Description of the task |
Write out, precisely and in full, each line of the material.

## Start

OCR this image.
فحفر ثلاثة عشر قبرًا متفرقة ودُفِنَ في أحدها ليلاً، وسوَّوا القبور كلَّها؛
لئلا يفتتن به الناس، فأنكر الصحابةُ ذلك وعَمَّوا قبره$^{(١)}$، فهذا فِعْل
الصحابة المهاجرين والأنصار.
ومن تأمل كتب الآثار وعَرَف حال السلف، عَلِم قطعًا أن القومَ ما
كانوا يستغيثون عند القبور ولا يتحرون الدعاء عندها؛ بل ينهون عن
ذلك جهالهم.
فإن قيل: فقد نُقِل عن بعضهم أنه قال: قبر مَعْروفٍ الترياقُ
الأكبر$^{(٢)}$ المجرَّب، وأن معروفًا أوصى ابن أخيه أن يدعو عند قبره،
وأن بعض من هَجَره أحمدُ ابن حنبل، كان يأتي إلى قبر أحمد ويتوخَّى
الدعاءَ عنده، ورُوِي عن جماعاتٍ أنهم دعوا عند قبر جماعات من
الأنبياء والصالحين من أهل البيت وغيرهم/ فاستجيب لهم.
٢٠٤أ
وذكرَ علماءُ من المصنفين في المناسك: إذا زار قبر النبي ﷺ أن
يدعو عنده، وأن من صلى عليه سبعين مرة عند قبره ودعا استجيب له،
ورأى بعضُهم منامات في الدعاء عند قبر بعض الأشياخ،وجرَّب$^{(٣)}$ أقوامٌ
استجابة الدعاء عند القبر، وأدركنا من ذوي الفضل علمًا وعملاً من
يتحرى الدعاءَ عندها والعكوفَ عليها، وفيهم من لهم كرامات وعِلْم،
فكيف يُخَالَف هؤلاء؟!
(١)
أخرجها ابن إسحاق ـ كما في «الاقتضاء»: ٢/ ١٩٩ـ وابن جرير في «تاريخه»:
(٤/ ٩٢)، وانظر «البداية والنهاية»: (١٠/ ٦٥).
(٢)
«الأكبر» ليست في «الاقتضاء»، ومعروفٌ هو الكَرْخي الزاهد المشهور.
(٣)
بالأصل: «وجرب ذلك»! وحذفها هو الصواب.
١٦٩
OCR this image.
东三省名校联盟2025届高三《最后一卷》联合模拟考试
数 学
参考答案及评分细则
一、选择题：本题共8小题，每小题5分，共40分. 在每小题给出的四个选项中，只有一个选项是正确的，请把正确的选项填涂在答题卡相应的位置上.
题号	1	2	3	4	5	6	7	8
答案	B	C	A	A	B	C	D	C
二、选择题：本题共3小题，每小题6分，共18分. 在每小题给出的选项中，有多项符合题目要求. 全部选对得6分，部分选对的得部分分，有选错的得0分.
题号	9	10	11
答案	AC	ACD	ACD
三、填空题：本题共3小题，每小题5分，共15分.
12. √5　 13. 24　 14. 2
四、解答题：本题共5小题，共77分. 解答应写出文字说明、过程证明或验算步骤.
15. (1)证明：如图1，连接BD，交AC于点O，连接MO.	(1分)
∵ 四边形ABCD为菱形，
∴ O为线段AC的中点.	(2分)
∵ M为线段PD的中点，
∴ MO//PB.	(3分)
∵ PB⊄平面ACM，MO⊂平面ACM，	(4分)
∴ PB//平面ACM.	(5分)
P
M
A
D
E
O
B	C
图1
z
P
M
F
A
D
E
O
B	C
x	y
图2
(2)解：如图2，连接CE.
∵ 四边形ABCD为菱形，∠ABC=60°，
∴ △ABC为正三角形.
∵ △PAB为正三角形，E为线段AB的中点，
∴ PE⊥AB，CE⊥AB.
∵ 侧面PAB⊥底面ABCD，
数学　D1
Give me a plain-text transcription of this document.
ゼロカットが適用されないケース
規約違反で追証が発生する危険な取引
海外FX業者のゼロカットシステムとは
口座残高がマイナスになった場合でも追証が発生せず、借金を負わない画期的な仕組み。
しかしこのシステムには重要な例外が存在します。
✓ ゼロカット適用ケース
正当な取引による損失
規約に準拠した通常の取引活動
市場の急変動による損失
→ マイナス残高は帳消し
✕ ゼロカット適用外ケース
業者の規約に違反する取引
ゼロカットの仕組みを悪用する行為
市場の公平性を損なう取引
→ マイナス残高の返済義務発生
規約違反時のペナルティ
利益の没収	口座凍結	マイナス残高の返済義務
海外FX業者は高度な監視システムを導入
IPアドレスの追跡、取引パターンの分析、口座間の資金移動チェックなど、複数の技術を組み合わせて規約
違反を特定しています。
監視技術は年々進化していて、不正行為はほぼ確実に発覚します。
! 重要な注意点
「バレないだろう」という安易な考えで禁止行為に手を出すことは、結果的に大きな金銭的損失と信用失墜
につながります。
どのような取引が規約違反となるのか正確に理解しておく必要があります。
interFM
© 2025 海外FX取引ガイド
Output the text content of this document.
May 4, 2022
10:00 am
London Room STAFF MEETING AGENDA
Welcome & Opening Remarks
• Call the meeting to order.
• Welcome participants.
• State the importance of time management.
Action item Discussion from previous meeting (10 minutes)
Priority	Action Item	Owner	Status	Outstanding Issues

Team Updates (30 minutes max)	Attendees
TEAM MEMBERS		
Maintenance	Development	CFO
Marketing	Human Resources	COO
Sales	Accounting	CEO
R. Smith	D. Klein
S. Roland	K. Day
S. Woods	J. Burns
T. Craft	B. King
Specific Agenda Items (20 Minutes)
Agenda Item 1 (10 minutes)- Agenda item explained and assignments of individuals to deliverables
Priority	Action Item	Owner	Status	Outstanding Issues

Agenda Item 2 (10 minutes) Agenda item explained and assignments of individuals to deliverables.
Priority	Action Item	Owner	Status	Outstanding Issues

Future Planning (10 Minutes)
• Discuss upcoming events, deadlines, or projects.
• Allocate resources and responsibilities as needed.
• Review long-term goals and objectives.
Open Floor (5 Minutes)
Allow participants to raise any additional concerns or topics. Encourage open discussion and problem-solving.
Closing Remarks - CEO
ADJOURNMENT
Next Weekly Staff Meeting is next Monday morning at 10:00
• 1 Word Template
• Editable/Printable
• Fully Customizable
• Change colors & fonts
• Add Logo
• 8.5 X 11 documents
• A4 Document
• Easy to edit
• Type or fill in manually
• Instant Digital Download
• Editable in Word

## End

Response to this task |
OCR this image.
فحفر ثلاثة عشر قبرًا متفرقة ودُفِنَ في أحدها ليلاً، وسوَّوا القبور كلَّها؛
لئلا يفتتن به الناس، فأنكر الصحابةُ ذلك وعَمَّوا قبره$^{(١)}$، فهذا فِعْل
الصحابة المهاجرين والأنصار.
ومن تأمل كتب الآثار وعَرَف حال السلف، عَلِم قطعًا أن القومَ ما
كانوا يستغيثون عند القبور ولا يتحرون الدعاء عندها؛ بل ينهون عن
ذلك جهالهم.
فإن قيل: فقد نُقِل عن بعضهم أنه قال: قبر مَعْروفٍ الترياقُ
الأكبر$^{(٢)}$ المجرَّب، وأن معروفًا أوصى ابن أخيه أن يدعو عند قبره،
وأن بعض من هَجَره أحمدُ ابن حنبل، كان يأتي إلى قبر أحمد ويتوخَّى
الدعاءَ عنده، ورُوِي عن جماعاتٍ أنهم دعوا عند قبر جماعات من
الأنبياء والصالحين من أهل البيت وغيرهم/ فاستجيب لهم.
٢٠٤أ
وذكرَ علماءُ من المصنفين في المناسك: إذا زار قبر النبي ﷺ أن
يدعو عنده، وأن من صلى عليه سبعين مرة عند قبره ودعا استجيب له،
ورأى بعضُهم منامات في الدعاء عند قبر بعض الأشياخ،وجرَّب$^{(٣)}$ أقوامٌ
استجابة الدعاء عند القبر، وأدركنا من ذوي الفضل علمًا وعملاً من
يتحرى الدعاءَ عندها والعكوفَ عليها، وفيهم من لهم كرامات وعِلْم،
فكيف يُخَالَف هؤلاء؟!
(١)
أخرجها ابن إسحاق ـ كما في «الاقتضاء»: ٢/ ١٩٩ـ وابن جرير في «تاريخه»:
(٤/ ٩٢)، وانظر «البداية والنهاية»: (١٠/ ٦٥).
(٢)
«الأكبر» ليست في «الاقتضاء»، ومعروفٌ هو الكَرْخي الزاهد المشهور.
(٣)
بالأصل: «وجرب ذلك»! وحذفها هو الصواب.
١٦٩
OCR this image.
东三省名校联盟2025届高三《最后一卷》联合模拟考试
数 学
参考答案及评分细则
一、选择题：本题共8小题，每小题5分，共40分. 在每小题给出的四个选项中，只有一个选项是正确的，请把正确的选项填涂在答题卡相应的位置上.
题号	1	2	3	4	5	6	7	8
答案	B	C	A	A	B	C	D	C
二、选择题：本题共3小题，每小题6分，共18分. 在每小题给出的选项中，有多项符合题目要求. 全部选对得6分，部分选对的得部分分，有选错的得0分.
题号	9	10	11
答案	AC	ACD	ACD
三、填空题：本题共3小题，每小题5分，共15分.
12. √5　 13. 24　 14. 2
四、解答题：本题共5小题，共77分. 解答应写出文字说明、过程证明或验算步骤.
15. (1)证明：如图1，连接BD，交AC于点O，连接MO.	(1分)
∵ 四边形ABCD为菱形，
∴ O为线段AC的中点.	(2分)
∵ M为线段PD的中点，
∴ MO//PB.	(3分)
∵ PB⊄平面ACM，MO⊂平面ACM，	(4分)
∴ PB//平面ACM.	(5分)
P
M
A
D
E
O
B	C
图1
z
P
M
F
A
D
E
O
B	C
x	y
图2
(2)解：如图2，连接CE.
∵ 四边形ABCD为菱形，∠ABC=60°，
∴ △ABC为正三角形.
∵ △PAB为正三角形，E为线段AB的中点，
∴ PE⊥AB，CE⊥AB.
∵ 侧面PAB⊥底面ABCD，
数学　D1
Give me a plain-text transcription of this document.
ゼロカットが適用されないケース
規約違反で追証が発生する危険な取引
海外FX業者のゼロカットシステムとは
口座残高がマイナスになった場合でも追証が発生せず、借金を負わない画期的な仕組み。
しかしこのシステムには重要な例外が存在します。
✓ ゼロカット適用ケース
正当な取引による損失
規約に準拠した通常の取引活動
市場の急変動による損失
→ マイナス残高は帳消し
✕ ゼロカット適用外ケース
業者の規約に違反する取引
ゼロカットの仕組みを悪用する行為
市場の公平性を損なう取引
→ マイナス残高の返済義務発生
規約違反時のペナルティ
利益の没収	口座凍結	マイナス残高の返済義務
海外FX業者は高度な監視システムを導入
IPアドレスの追跡、取引パターンの分析、口座間の資金移動チェックなど、複数の技術を組み合わせて規約
違反を特定しています。
監視技術は年々進化していて、不正行為はほぼ確実に発覚します。
! 重要な注意点
「バレないだろう」という安易な考えで禁止行為に手を出すことは、結果的に大きな金銭的損失と信用失墜
につながります。
どのような取引が規約違反となるのか正確に理解しておく必要があります。
interFM
© 2025 海外FX取引ガイド
Output the text content of this document.
May 4, 2022
10:00 am
London Room STAFF MEETING AGENDA
Welcome & Opening Remarks
• Call the meeting to order.
• Welcome participants.
• State the importance of time management.
Action item Discussion from previous meeting (10 minutes)
Priority	Action Item	Owner	Status	Outstanding Issues

Team Updates (30 minutes max)	Attendees
TEAM MEMBERS		
Maintenance	Development	CFO
Marketing	Human Resources	COO
Sales	Accounting	CEO
R. Smith	D. Klein
S. Roland	K. Day
S. Woods	J. Burns
T. Craft	B. King
Specific Agenda Items (20 Minutes)
Agenda Item 1 (10 minutes)- Agenda item explained and assignments of individuals to deliverables
Priority	Action Item	Owner	Status	Outstanding Issues

Agenda Item 2 (10 minutes) Agenda item explained and assignments of individuals to deliverables.
Priority	Action Item	Owner	Status	Outstanding Issues

Future Planning (10 Minutes)
• Discuss upcoming events, deadlines, or projects.
• Allocate resources and responsibilities as needed.
• Review long-term goals and objectives.
Open Floor (5 Minutes)
Allow participants to raise any additional concerns or topics. Encourage open discussion and problem-solving.
Closing Remarks - CEO
ADJOURNMENT
Next Weekly Staff Meeting is next Monday morning at 10:00
• 1 Word Template
• Editable/Printable
• Fully Customizable
• Change colors & fonts
• Add Logo
• 8.5 X 11 documents
• A4 Document
• Easy to edit
• Type or fill in manually
• Instant Digital Download
• Editable in Word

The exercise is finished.